▶ _To be done_
Copy out all lines carrying the word "applicants".
::::::
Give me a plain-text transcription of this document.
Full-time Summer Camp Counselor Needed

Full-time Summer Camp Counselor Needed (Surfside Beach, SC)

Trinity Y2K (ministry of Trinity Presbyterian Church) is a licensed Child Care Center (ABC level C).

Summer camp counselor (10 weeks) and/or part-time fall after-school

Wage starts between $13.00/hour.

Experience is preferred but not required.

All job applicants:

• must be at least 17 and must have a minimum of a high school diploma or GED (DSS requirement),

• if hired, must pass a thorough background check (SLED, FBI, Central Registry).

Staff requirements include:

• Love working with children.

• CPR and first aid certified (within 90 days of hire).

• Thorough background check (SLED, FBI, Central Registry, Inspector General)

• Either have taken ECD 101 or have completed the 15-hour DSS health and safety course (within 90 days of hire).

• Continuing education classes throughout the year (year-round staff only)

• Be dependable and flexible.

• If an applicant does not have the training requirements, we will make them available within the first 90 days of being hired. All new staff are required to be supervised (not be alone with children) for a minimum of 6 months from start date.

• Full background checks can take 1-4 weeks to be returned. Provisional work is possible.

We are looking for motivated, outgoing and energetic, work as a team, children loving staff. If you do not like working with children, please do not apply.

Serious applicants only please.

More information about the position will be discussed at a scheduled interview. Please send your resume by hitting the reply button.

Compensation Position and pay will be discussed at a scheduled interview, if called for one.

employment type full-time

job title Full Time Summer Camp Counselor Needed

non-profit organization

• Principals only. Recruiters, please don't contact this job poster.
::::::
▶ _Output of the exercise_
All job applicants:
Serious applicants only please.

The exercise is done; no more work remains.